>> Begin Given information

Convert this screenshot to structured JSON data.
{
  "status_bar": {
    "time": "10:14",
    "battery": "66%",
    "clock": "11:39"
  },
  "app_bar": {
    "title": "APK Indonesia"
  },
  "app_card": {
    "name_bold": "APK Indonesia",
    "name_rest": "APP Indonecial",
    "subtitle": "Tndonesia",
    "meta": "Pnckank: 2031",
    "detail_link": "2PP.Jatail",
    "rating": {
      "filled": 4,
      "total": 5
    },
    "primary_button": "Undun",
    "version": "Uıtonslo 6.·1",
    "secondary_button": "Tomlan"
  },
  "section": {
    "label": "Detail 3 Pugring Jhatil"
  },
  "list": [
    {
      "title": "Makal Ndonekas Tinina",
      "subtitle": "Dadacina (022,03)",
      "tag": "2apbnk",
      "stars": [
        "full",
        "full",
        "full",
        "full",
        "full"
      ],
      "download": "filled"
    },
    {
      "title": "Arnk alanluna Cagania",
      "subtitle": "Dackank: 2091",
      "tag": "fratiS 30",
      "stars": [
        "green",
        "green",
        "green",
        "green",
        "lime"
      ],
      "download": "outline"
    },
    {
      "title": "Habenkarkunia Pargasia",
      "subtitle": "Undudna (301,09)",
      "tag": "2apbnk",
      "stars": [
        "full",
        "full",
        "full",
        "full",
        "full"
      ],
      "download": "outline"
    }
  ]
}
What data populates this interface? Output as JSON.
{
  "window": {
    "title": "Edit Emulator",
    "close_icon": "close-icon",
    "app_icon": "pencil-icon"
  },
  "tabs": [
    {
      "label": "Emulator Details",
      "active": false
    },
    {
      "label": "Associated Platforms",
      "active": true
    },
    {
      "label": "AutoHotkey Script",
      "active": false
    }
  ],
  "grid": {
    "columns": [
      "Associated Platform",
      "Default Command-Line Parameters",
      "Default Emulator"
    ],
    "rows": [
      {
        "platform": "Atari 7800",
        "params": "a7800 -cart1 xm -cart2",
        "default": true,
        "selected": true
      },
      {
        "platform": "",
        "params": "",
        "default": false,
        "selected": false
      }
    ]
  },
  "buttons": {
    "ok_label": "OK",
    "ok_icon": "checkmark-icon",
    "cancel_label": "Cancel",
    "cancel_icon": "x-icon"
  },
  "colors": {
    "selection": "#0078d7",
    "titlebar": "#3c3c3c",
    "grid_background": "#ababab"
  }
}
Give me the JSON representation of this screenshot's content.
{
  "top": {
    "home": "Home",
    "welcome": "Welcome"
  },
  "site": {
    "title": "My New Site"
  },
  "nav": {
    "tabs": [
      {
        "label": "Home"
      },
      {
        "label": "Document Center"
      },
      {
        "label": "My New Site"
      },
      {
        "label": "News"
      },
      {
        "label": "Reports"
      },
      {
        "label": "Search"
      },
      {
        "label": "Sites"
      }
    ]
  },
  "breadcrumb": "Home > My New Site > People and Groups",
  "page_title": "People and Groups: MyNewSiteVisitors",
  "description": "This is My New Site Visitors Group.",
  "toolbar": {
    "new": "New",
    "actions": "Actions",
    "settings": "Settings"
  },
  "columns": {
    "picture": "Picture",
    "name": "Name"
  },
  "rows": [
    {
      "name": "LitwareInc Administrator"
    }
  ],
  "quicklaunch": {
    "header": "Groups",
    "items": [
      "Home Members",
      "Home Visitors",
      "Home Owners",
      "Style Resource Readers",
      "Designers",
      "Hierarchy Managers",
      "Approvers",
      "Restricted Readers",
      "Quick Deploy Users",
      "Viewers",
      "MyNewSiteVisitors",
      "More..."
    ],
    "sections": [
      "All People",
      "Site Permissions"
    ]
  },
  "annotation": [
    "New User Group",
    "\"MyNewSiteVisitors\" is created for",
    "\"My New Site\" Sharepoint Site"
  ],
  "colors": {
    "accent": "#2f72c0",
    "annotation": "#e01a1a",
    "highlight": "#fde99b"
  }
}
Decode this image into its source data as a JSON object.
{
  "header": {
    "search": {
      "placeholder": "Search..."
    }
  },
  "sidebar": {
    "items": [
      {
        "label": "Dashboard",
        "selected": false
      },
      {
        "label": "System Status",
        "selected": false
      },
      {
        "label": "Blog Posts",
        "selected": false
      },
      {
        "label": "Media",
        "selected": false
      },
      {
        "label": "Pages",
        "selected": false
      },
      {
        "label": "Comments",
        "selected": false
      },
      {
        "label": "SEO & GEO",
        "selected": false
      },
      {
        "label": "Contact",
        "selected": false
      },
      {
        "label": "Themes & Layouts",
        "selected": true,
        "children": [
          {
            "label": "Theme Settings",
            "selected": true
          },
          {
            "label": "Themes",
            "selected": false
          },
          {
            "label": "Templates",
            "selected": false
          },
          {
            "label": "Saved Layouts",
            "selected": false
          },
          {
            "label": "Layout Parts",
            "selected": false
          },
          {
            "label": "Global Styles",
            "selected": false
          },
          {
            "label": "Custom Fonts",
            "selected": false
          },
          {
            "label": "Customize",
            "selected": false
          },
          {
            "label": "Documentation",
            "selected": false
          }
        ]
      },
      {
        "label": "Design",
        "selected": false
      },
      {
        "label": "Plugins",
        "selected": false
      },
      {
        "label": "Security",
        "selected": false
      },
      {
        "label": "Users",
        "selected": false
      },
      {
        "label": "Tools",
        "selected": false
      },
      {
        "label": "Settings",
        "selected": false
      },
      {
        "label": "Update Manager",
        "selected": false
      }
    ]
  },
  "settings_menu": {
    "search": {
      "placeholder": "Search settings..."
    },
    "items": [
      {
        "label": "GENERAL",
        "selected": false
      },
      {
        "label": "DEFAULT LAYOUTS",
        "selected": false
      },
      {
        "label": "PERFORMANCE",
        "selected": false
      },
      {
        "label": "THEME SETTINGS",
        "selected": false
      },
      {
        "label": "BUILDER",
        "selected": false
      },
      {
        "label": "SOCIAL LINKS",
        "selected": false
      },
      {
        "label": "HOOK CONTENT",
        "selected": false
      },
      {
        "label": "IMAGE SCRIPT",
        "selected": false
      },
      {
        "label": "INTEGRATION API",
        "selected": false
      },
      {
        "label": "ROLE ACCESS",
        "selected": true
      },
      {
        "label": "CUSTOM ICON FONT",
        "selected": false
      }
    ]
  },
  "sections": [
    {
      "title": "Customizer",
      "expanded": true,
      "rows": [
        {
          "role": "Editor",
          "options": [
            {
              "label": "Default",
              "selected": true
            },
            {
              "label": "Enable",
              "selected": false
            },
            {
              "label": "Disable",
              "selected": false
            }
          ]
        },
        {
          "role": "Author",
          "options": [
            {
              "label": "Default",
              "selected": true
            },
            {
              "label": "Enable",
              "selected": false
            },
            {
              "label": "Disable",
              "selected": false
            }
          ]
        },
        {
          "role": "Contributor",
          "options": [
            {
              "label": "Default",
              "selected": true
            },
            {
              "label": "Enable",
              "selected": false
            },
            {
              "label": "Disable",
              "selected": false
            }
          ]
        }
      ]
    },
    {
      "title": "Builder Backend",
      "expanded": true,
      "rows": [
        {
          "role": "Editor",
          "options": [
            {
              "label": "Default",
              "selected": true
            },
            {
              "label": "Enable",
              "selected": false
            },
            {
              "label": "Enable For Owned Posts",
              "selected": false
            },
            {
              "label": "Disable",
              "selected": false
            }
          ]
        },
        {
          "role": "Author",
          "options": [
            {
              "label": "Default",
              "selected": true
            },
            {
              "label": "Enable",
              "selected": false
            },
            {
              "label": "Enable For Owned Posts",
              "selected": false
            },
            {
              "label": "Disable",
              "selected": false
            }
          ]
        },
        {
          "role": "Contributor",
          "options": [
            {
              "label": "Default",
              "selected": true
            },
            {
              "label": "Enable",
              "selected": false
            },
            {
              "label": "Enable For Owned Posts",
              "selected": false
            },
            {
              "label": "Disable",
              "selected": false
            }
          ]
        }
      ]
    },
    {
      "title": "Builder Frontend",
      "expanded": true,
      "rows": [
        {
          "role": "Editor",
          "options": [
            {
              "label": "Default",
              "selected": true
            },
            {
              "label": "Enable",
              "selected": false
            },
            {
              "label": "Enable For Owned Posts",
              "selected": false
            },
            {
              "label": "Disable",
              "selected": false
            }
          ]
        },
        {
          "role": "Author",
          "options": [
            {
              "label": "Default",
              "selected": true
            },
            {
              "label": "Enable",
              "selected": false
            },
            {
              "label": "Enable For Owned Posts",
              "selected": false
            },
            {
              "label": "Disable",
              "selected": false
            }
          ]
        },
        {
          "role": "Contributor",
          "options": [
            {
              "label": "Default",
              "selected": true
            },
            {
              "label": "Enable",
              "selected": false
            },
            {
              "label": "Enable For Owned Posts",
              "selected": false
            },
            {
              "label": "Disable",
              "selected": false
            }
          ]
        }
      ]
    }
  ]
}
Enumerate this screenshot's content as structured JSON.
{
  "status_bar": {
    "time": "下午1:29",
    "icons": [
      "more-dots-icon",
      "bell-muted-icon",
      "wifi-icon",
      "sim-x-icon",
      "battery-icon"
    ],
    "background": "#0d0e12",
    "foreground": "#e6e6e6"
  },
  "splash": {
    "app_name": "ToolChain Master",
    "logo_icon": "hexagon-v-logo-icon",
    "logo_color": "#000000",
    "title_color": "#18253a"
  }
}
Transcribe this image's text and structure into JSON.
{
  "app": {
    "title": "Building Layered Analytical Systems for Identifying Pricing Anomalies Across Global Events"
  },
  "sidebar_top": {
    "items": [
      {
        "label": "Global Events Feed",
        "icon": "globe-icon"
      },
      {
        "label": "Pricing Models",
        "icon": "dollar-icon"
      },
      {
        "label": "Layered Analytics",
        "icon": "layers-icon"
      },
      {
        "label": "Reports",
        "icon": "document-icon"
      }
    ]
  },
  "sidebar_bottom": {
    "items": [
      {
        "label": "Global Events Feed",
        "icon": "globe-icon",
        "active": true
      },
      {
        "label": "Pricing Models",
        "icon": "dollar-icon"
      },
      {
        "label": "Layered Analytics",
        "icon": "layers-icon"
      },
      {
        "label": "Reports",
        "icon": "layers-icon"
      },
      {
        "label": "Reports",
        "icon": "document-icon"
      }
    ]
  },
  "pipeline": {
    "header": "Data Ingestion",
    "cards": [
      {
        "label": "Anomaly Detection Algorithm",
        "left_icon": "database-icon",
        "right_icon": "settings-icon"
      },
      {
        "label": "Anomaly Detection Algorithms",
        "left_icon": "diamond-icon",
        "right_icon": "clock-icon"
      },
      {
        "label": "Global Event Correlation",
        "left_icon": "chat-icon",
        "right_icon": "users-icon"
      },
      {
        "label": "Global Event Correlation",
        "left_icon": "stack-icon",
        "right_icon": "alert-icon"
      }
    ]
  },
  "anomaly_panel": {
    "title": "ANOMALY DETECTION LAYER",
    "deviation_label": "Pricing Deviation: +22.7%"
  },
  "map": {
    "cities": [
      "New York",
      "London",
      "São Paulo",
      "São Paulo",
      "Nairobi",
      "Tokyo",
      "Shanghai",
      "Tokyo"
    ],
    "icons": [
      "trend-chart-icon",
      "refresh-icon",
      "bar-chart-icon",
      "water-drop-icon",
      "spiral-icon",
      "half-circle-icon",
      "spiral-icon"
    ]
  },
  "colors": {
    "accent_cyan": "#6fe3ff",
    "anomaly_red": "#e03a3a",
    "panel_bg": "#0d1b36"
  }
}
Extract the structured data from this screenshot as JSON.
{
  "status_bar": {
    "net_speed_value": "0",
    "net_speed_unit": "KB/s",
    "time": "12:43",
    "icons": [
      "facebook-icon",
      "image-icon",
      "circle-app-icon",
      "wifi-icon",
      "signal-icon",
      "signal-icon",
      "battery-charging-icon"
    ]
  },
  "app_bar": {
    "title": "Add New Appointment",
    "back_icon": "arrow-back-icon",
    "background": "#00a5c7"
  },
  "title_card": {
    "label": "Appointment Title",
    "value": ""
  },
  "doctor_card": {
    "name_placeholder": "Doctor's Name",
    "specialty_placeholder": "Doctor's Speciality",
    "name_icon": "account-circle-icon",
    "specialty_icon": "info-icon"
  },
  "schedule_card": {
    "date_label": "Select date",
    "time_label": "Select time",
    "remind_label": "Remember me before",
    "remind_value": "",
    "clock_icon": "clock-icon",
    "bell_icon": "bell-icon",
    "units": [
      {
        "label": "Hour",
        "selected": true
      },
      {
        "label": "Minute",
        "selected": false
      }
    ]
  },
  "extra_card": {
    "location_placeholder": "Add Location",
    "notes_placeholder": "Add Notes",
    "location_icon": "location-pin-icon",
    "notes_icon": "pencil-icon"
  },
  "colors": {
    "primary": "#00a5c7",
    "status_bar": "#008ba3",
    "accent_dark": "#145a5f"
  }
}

>> End Given information

Filter out all lines lacking the word "active" and copy the rest.

      "active": false
      "active": true
      "active": false
        "active": true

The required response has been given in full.